Stated task ->
Read the records below and copy each line that contains "মসমর".

Records supplied ->
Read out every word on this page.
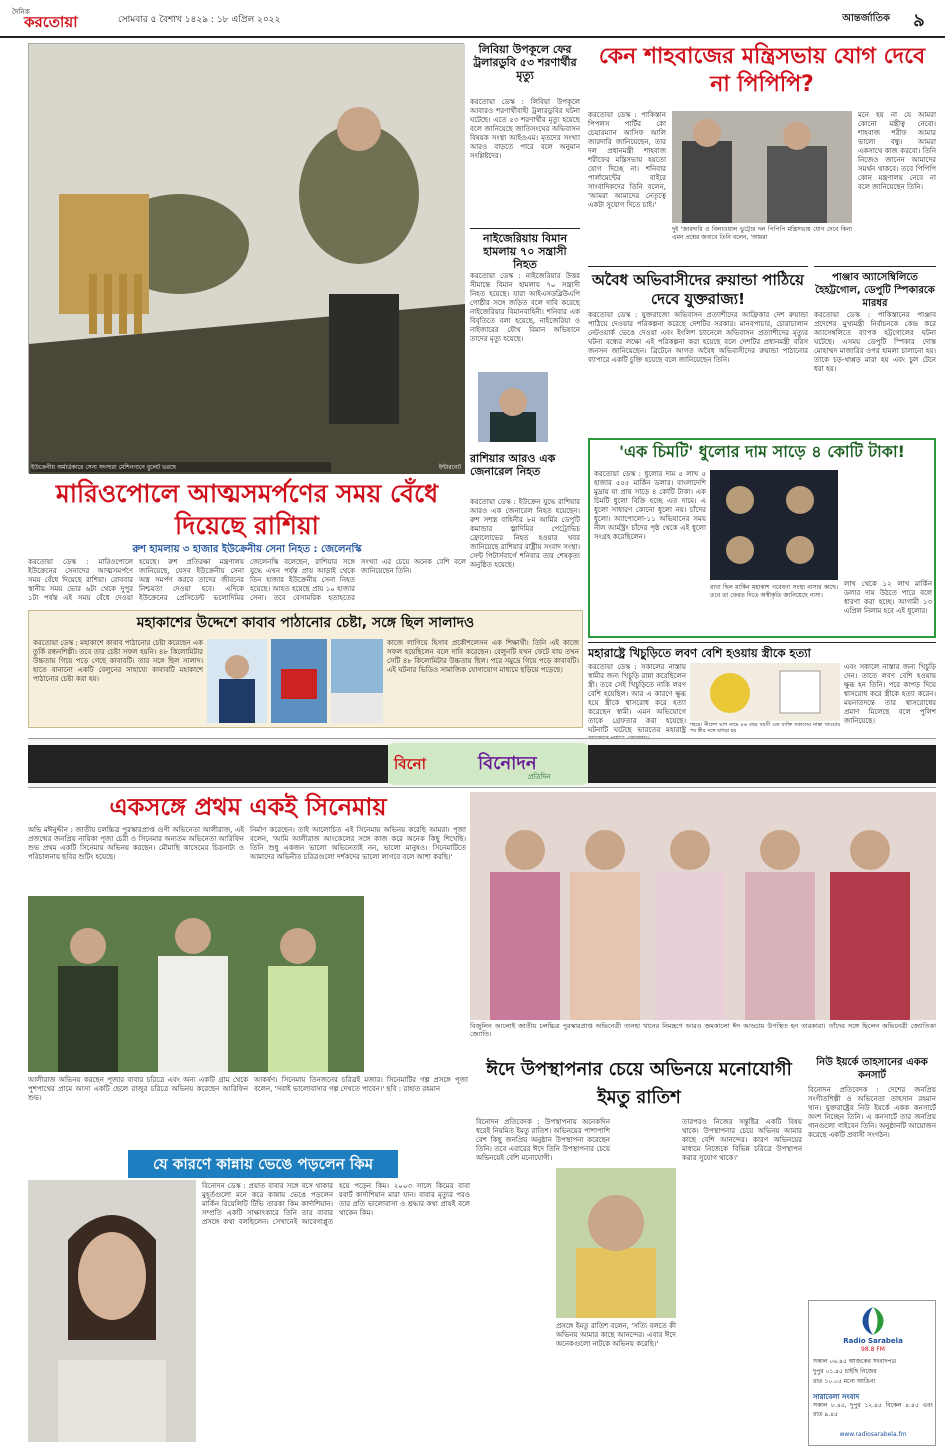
দৈনিক
করতোয়া	সোমবার ৫ বৈশাখ ১৪২৯ : ১৮ এপ্রিল ২০২২	আন্তর্জাতিক	৯
ইউক্রেনীয় অর্মার্ডকারে সেনা সদস্যরা মেশিনগানে বুলেট ভরছে	ইন্টারনেট
লিবিয়া উপকূলে ফের ট্রলারডুবি ৫৩ শরণার্থীর মৃত্যু
করতোয়া ডেস্ক : লিবিয়া উপকূলে আবারও শরণার্থীবাহী ট্রলারডুবির ঘটনা ঘটেছে। এতে ৫৩ শরণার্থীর মৃত্যু হয়েছে বলে জানিয়েছে জাতিসংঘের অভিবাসন বিষয়ক সংস্থা আইওএম। মৃতদের সংখ্যা আরও বাড়তে পারে বলে অনুমান সংশ্লিষ্টদের।
নাইজেরিয়ায় বিমান হামলায় ৭০ সন্ত্রাসী নিহত
করতোয়া ডেস্ক : নাইজেরিয়ার উত্তর সীমান্তে বিমান হামলায় ৭০ সন্ত্রাসী নিহত হয়েছে। যারা আইএসডব্লিউএপি গোষ্ঠীর সঙ্গে জড়িত বলে দাবি করেছে নাইজেরিয়ার বিমানবাহিনী। শনিবার এক বিবৃতিতে বলা হয়েছে, নাইজেরিয়া ও নাইজারের যৌথ বিমান অভিযানে তাদের মৃত্যু হয়েছে।
কেন শাহবাজের মন্ত্রিসভায় যোগ দেবে না পিপিপি?
করতোয়া ডেস্ক : পাকিস্তান পিপলস পার্টির কো চেয়ারম্যান আসিফ আলি জারদারি জানিয়েছেন, তার দল প্রধানমন্ত্রী শাহবাজ শরীফের মন্ত্রিসভায় হয়তো যোগ দিচ্ছে না। শনিবার পার্লামেন্টের বাইরে সাংবাদিকদের তিনি বলেন, 'আমরা আমাদের নেতৃত্বে একটা সুযোগ দিতে চাই।'
দুই 'জারদারি ও বিলাওয়াল ভুট্টোর দল পিপিপি মন্ত্রিসভায় যোগ দেবে কিনা এমন প্রশ্নের জবাবে তিনি বলেন, 'আমরা
মনে হয় না যে আমরা কোনো মন্ত্রীত্ব নেবো। শাহবাজ শরীফ আমার ভালো বন্ধু। আমরা একসাথে কাজ করবো। তিনি নিজেও জানেন আমাদের সমর্থন থাকবে। তবে পিপিপি কোন মন্ত্রণালয় নেবে না বলে জানিয়েছেন তিনি।
অবৈধ অভিবাসীদের রুয়ান্ডা পাঠিয়ে দেবে যুক্তরাজ্য!
করতোয়া ডেস্ক : যুক্তরাজ্যে অভিবাসন প্রত্যাশীদের আফ্রিকার দেশ রুয়ান্ডা পাঠিয়ে দেওয়ার পরিকল্পনা করেছে দেশটির সরকার। মানবপাচার, চোরাচালান নেটওয়ার্ক ভেঙে দেওয়া এবং ইংলিশ চ্যানেলে অভিবাসন প্রত্যাশীদের মৃত্যুর ঘটনা বন্ধের লক্ষ্যে এই পরিকল্পনা করা হয়েছে বলে দেশটির প্রধানমন্ত্রী বরিস জনসন জানিয়েছেন। ব্রিটেনে আগত অবৈধ অভিবাসীদের রুয়ান্ডা পাঠানোর ব্যাপারে একটি চুক্তি হয়েছে বলে জানিয়েছেন তিনি।
পাঞ্জাব অ্যাসেম্বিলিতে হৈহট্টগোল, ডেপুটি স্পিকারকে মারধর
করতোয়া ডেস্ক : পাকিস্তানের পাঞ্জাব প্রদেশের মুখ্যমন্ত্রী নির্বাচনকে কেন্দ্র করে অ্যাসেম্বলিতে ব্যাপক হট্টগোলের ঘটনা ঘটেছে। এসময় ডেপুটি স্পিকার দোস্ত মোহাম্মদ মাজারির ওপর হামলা চালানো হয়। তাকে চড়-থাপ্পড় মারা হয় এবং চুল টেনে ধরা হয়।
রাশিয়ার আরও এক জেনারেল নিহত
করতোয়া ডেস্ক : ইউক্রেন যুদ্ধে রাশিয়ার আরও এক জেনারেল নিহত হয়েছেন। রুশ সশস্ত্র বাহিনীর ৮ম আর্মির ডেপুটি কমান্ডার ভ্লাদিমির পেট্রোভিচ ফ্রোলোভের নিহত হওয়ার খবর জানিয়েছে রাশিয়ার রাষ্ট্রীয় সংবাদ সংস্থা। সেন্ট পিটার্সবার্গে শনিবার তার শেষকৃত্য অনুষ্ঠিত হয়েছে।
মারিওপোলে আত্মসমর্পণের সময় বেঁধে দিয়েছে রাশিয়া
রুশ হামলায় ৩ হাজার ইউক্রেনীয় সেনা নিহত : জেলেনস্কি
করতোয়া ডেস্ক : মারিওপোলে ইউক্রেনের সেনাদের আত্মসমর্পণে সময় বেঁধে দিয়েছে রাশিয়া। রোববার স্থানীয় সময় ভোর ৬টা থেকে দুপুর ১টা পর্যন্ত এই সময় বেঁধে দেওয়া হয়েছে। রুশ প্রতিরক্ষা মন্ত্রণালয় জানিয়েছে, যেসব ইউক্রেনীয় সেনা অস্ত্র সমর্পণ করবে তাদের জীবনের নিশ্চয়তা দেওয়া হবে। এদিকে ইউক্রেনের প্রেসিডেন্ট ভলোদিমির জেলেনস্কি বলেছেন, রাশিয়ার সঙ্গে যুদ্ধে এখন পর্যন্ত প্রায় আড়াই থেকে তিন হাজার ইউক্রেনীয় সেনা নিহত হয়েছে। আহত হয়েছে প্রায় ১০ হাজার সেনা। তবে বেসামরিক হতাহতের সংখ্যা এর চেয়ে অনেক বেশি বলে জানিয়েছেন তিনি।
'এক চিমটি' ধুলোর দাম সাড়ে ৪ কোটি টাকা!
করতোয়া ডেস্ক : ধুলোর দাম ৫ লাখ ৫ হাজার ৫৫৫ মার্কিন ডলার। বাংলাদেশি মুদ্রায় যা প্রায় সাড়ে ৪ কোটি টাকা। এক চিমটি ধুলো বিক্রি হচ্ছে এত দামে। এ ধুলো সাধারণ কোনো ধুলো নয়। চাঁদের ধুলো। অ্যাপোলো-১১ অভিযানের সময় নীল আর্মস্ট্রং চাঁদের পৃষ্ঠ থেকে এই ধুলো সংগ্রহ করেছিলেন।
রাখা ছিল মার্কিন মহাকাশ গবেষণা সংস্থা নাসার কাছে। তবে তা ফেরত দিতে অস্বীকৃতি জানিয়েছে নাসা।
লাখ থেকে ১২ লাখ মার্কিন ডলার দাম উঠতে পারে বলে ধারণা করা হচ্ছে। আগামী ১৩ এপ্রিল নিলাম হবে এই ধুলোর।
মহাকাশের উদ্দেশে কাবাব পাঠানোর চেষ্টা, সঙ্গে ছিল সালাদও
করতোয়া ডেস্ক : মহাকাশে কাবাব পাঠানোর চেষ্টা করেছেন এক তুর্কি রন্ধনশিল্পী। তবে তার চেষ্টা সফল হয়নি। ৪৮ কিলোমিটার উচ্চতায় গিয়ে পড়ে গেছে কাবাবটি। তার সঙ্গে ছিল সালাদ। হাতে বানানো একটি বেলুনের সাহায্যে কাবাবটি মহাকাশে পাঠানোর চেষ্টা করা হয়।
কাজে লাগিয়ে হিসাব প্রকৌশলেসন এক শিক্ষার্থী। তিনি এই কাজে সফল হয়েছিলেন বলে দাবি করেছেন। বেলুনটি যখন ফেটে যায় তখন সেটি ৪৮ কিলোমিটার উচ্চতায় ছিল। পরে সমুদ্রে গিয়ে পড়ে কাবাবটি। এই ঘটনার ভিডিও সামাজিক যোগাযোগ মাধ্যমে ছড়িয়ে পড়েছে।
মহারাষ্ট্রে খিচুড়িতে লবণ বেশি হওয়ায় স্ত্রীকে হত্যা
করতোয়া ডেস্ক : সকালের নাস্তায় স্বামীর জন্য খিচুড়ি রান্না করেছিলেন স্ত্রী। তবে সেই খিচুড়িতে নাকি লবণ বেশি হয়েছিল। আর এ কারণে ক্ষুব্ধ হয়ে স্ত্রীকে শ্বাসরোধ করে হত্যা করেছেন স্বামী। এমন অভিযোগে তাকে গ্রেফতার করা হয়েছে। ঘটনাটি ঘটেছে ভারতের মহারাষ্ট্র
শহরে। নীলেশ ঘাগ নামে ৪৬ বছর বয়সী এক ব্যক্তি সকালের নাস্তা খাওয়ার পর স্ত্রীর সঙ্গে ঝগড়া হয়
এবং সকালে নাস্তার জন্য খিচুড়ি দেন। তাতে লবণ বেশি হওয়ায় ক্ষুব্ধ হন তিনি। পরে কাপড় দিয়ে শ্বাসরোধ করে স্ত্রীকে হত্যা করেন। ময়নাতদন্তে তার শ্বাসরোধের প্রমাণ মিলেছে বলে পুলিশ জানিয়েছে।
বিনো	বিনোদন
প্রতিদিন
একসঙ্গে প্রথম একই সিনেমায়
অভি মঈনুদ্দীন : জাতীয় চলচ্চিত্র পুরস্কারপ্রাপ্ত গুণী অভিনেতা আলীরাজ, এই প্রজন্মের জনপ্রিয় নায়িকা পূজা চেরী ও সিনেমার অন্যতম অভিনেতা আরিফিন শুভ প্রথম একটি সিনেমায় অভিনয় করছেন। মৌমাছি কাসেমের চিত্রনাট্য ও পরিচালনায় ছবির শুটিং হয়েছে।
নির্মাণ করেছেন। তাই আলোচিত এই সিনেমায় অভিনয় করেছি আমরা। পূজা বলেন, 'আমি আলীরাজ আংকেলের সঙ্গে কাজ করে অনেক কিছু শিখেছি। তিনি শুধু একজন ভালো অভিনেতাই নন, ভালো মানুষও। সিনেমাটিতে আমাদের অভিনীত চরিত্রগুলো দর্শকদের ভালো লাগবে বলে আশা করছি।'
বিজুলিন আলোই জাতীয় চলচ্চিত্র পুরস্কারপ্রাপ্ত অভিনেত্রী তানহা খানের নিমন্ত্রণে আরও জমকালো ঈদ আড্ডায় উপস্থিত হন তারকারা। তাঁদের সঙ্গে ছিলেন অভিনেত্রী জ্যোতিকা জ্যোতি।
আলীরাজ অভিনয় করছেন পূজার বাবার চরিত্রে এবং অন্য একটি গ্রাম থেকে পুশপাথের প্রামে আসা একটি ছেলে রাজুর চরিত্রে অভিনয় করেছেন আরিফিন শুভ।
আকর্ষণ। সিনেমায় তিনজনের চরিত্রই মজার। সিনেমাটির গল্প প্রসঙ্গে পূজা বলেন, 'সবাই ভালোবাসার গল্প দেখতে পাবেন।' ছবি : রাহাত রহমান
ঈদে উপস্থাপনার চেয়ে অভিনয়ে মনোযোগী ইমতু রাতিশ
বিনোদন প্রতিবেদক : উপস্থাপনায় অনেকদিন ধরেই নিয়মিত ইমতু রাতিশ। অভিনয়ের পাশাপাশি বেশ কিছু জনপ্রিয় অনুষ্ঠান উপস্থাপনা করেছেন তিনি। তবে এবারের ঈদে তিনি উপস্থাপনার চেয়ে অভিনয়েই বেশি মনোযোগী।
প্রসঙ্গে ইমতু রাতিশ বলেন, 'সত্যি বলতে কী অভিনয় আমার কাছে আনন্দের। এবার ঈদে অনেকগুলো নাটকে অভিনয় করেছি।'
তারপরও নিজের সন্তুষ্টির একটি বিষয় থাকে। উপস্থাপনার চেয়ে অভিনয় আমার কাছে বেশি আনন্দের। কারণ অভিনয়ের মাধ্যমে নিজেকে বিভিন্ন চরিত্রে উপস্থাপন করার সুযোগ থাকে।'
নিউ ইয়র্কে তাহসানের একক কনসার্ট
বিনোদন প্রতিবেদক : দেশের জনপ্রিয় সংগীতশিল্পী ও অভিনেতা তাহসান রহমান খান। যুক্তরাষ্ট্রের নিউ ইয়র্কে একক কনসার্টে অংশ নিচ্ছেন তিনি। এ কনসার্টে তার জনপ্রিয় গানগুলো গাইবেন তিনি। অনুষ্ঠানটি আয়োজন করেছে একটি প্রবাসী সংগঠন।
Radio Sarabela
98.8 FM
সকাল ০৬.৪৫ আজকের সংবাদপত্র
দুপুর ০১.৪৫ চাইছি নিজের
রাত ১০.০৫ মনো আঙিনা
সারাবেলা সংবাদ
সকাল ৮.৪৫, দুপুর ১২.৪৫ বিকেল ৪.৪৫ এবং রাত ৯.৪৫
www.radiosarabela.fm
যে কারণে কান্নায় ভেঙে পড়লেন কিম
বিনোদন ডেস্ক : প্রয়াত বাবার সঙ্গে বসে থাকার মুহূর্তগুলো মনে করে কান্নায় ভেঙে পড়লেন মার্কিন রিয়েলিটি টিভি তারকা কিম কার্দাশিয়ান। সম্প্রতি একটি সাক্ষাৎকারে তিনি তার বাবার প্রসঙ্গে কথা বলছিলেন। সেখানেই আবেগাপ্লুত হয়ে পড়েন কিম। ২০০৩ সালে কিমের বাবা রবার্ট কার্দাশিয়ান মারা যান। বাবার মৃত্যুর পরও তার প্রতি ভালোবাসা ও শ্রদ্ধার কথা প্রায়ই বলে থাকেন কিম।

Reply to the exercise ->
মারিওপোলে আত্মসমর্পণের সময় বেঁধে দিয়েছে রাশিয়া
করতোয়া ডেস্ক : মারিওপোলে ইউক্রেনের সেনাদের আত্মসমর্পণে সময় বেঁধে দিয়েছে রাশিয়া। রোববার স্থানীয় সময় ভোর ৬টা থেকে দুপুর ১টা পর্যন্ত এই সময় বেঁধে দেওয়া হয়েছে। রুশ প্রতিরক্ষা মন্ত্রণালয় জানিয়েছে, যেসব ইউক্রেনীয় সেনা অস্ত্র সমর্পণ করবে তাদের জীবনের নিশ্চয়তা দেওয়া হবে। এদিকে ইউক্রেনের প্রেসিডেন্ট ভলোদিমির জেলেনস্কি বলেছেন, রাশিয়ার সঙ্গে যুদ্ধে এখন পর্যন্ত প্রায় আড়াই থেকে তিন হাজার ইউক্রেনীয় সেনা নিহত হয়েছে। আহত হয়েছে প্রায় ১০ হাজার সেনা। তবে বেসামরিক হতাহতের সংখ্যা এর চেয়ে অনেক বেশি বলে জানিয়েছেন তিনি।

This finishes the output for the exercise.